# Short exercise
Lift every line from the entries that includes the word "weekdays".

## Start Data lines

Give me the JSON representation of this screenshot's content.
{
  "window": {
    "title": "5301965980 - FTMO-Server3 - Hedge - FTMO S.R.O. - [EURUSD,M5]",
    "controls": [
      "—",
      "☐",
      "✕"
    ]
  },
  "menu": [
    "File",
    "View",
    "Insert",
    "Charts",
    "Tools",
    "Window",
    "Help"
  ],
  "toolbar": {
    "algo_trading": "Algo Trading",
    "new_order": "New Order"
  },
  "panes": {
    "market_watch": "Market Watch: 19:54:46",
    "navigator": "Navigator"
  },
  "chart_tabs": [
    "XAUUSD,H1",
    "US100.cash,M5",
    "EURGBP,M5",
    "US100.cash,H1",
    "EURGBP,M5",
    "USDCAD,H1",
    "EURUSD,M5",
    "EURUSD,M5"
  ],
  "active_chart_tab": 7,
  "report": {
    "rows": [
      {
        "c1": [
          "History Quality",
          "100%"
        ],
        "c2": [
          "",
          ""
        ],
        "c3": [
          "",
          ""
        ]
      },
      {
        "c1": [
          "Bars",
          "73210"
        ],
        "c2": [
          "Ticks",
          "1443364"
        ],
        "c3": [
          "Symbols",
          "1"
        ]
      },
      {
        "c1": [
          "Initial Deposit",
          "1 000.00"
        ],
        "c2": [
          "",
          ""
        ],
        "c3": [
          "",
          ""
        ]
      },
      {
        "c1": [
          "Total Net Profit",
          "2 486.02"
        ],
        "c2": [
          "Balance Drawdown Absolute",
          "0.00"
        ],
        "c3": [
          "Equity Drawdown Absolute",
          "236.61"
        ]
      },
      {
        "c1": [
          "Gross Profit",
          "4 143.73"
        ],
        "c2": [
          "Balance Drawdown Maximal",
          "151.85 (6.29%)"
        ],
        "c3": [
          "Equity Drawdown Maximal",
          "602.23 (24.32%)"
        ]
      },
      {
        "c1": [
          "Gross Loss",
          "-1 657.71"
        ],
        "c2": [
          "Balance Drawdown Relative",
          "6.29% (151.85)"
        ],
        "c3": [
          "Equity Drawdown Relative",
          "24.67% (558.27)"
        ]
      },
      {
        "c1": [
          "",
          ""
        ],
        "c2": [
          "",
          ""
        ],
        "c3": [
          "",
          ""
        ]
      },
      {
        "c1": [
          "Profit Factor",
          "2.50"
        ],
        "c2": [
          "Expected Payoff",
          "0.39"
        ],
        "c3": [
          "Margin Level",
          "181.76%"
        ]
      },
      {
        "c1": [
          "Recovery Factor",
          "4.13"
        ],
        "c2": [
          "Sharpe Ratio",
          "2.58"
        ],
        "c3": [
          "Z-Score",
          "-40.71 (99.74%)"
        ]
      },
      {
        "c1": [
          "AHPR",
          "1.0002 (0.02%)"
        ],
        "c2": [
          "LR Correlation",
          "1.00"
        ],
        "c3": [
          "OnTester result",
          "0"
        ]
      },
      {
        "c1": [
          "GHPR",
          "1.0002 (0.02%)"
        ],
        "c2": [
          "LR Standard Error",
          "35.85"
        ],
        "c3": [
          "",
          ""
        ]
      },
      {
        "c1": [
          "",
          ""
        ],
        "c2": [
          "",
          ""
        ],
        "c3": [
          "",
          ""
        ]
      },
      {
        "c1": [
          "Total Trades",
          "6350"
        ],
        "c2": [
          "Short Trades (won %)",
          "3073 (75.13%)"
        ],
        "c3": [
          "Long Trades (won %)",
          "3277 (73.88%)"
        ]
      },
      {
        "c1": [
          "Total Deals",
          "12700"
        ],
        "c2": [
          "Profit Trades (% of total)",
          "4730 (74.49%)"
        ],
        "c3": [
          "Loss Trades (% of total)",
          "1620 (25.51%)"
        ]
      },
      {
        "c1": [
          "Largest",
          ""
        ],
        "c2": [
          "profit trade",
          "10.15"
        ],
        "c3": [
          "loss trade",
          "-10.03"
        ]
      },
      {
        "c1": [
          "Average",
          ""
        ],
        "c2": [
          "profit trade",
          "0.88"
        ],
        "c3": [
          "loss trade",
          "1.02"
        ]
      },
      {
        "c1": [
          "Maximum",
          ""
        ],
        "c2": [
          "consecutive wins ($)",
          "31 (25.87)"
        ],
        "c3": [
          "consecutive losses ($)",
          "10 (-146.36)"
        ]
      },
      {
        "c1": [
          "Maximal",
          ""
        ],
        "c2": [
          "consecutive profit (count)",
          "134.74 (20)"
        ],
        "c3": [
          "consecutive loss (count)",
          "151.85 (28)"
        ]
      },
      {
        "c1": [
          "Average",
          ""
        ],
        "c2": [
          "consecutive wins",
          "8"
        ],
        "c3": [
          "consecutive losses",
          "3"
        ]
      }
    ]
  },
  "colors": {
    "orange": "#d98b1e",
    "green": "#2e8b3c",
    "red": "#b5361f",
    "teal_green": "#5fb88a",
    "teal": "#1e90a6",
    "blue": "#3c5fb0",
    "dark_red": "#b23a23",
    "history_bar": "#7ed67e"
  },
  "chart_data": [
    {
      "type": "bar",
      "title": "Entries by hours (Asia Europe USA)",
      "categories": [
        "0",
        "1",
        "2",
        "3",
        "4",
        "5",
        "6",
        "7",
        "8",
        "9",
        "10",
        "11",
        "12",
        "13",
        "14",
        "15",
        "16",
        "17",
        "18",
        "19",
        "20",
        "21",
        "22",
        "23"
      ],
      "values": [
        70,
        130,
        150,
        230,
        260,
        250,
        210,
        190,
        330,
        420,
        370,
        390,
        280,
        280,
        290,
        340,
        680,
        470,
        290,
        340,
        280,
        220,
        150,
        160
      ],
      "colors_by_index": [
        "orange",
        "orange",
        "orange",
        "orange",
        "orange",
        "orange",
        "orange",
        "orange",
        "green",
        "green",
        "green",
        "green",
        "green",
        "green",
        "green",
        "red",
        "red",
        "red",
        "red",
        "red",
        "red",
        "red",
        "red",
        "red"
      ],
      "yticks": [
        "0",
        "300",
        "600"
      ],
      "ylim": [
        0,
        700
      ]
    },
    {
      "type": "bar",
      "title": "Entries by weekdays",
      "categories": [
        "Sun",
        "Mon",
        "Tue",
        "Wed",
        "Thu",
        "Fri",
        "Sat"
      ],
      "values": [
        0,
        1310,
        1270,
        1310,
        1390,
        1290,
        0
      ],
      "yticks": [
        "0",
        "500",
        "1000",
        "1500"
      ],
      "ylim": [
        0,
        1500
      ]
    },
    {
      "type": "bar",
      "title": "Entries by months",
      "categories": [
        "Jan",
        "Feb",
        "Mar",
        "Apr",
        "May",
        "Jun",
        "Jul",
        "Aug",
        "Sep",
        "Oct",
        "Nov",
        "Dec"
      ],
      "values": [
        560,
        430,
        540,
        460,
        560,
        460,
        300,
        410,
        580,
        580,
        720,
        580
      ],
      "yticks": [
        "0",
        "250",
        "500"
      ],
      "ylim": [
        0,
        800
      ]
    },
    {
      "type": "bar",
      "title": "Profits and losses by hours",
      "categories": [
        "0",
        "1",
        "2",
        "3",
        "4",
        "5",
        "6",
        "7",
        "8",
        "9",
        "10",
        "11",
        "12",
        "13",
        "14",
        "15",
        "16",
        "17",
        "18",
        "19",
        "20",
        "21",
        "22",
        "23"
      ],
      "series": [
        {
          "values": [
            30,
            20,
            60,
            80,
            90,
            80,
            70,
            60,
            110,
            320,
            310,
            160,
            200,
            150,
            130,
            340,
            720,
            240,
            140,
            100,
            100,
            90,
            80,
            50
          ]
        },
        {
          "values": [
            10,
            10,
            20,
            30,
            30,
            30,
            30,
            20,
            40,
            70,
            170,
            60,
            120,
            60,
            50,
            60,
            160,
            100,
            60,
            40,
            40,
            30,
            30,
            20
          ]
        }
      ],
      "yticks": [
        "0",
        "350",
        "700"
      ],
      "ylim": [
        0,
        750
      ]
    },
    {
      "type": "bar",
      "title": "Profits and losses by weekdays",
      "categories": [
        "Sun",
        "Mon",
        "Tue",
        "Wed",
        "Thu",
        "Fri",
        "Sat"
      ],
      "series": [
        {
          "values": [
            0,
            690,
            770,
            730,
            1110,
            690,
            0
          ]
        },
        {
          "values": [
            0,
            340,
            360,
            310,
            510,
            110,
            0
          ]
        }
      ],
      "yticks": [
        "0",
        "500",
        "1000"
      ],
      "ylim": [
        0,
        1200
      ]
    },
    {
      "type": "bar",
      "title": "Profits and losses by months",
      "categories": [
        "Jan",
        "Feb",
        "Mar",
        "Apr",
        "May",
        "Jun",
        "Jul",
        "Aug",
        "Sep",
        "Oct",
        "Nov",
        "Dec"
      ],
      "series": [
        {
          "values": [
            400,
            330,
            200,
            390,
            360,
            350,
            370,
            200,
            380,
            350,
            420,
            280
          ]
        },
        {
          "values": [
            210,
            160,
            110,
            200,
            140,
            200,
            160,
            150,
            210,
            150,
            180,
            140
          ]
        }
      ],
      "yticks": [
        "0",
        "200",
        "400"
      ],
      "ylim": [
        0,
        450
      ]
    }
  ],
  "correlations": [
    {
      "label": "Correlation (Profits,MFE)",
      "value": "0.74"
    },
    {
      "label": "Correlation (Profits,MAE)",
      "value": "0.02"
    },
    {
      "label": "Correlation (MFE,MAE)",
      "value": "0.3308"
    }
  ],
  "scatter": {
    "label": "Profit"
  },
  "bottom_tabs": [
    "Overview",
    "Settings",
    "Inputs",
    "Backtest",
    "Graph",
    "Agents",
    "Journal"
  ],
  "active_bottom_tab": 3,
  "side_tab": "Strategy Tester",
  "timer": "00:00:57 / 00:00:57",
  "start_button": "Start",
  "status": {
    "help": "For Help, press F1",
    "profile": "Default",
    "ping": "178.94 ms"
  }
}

## End Data lines

# Output below
      "title": "Entries by weekdays",
      "title": "Profits and losses by weekdays",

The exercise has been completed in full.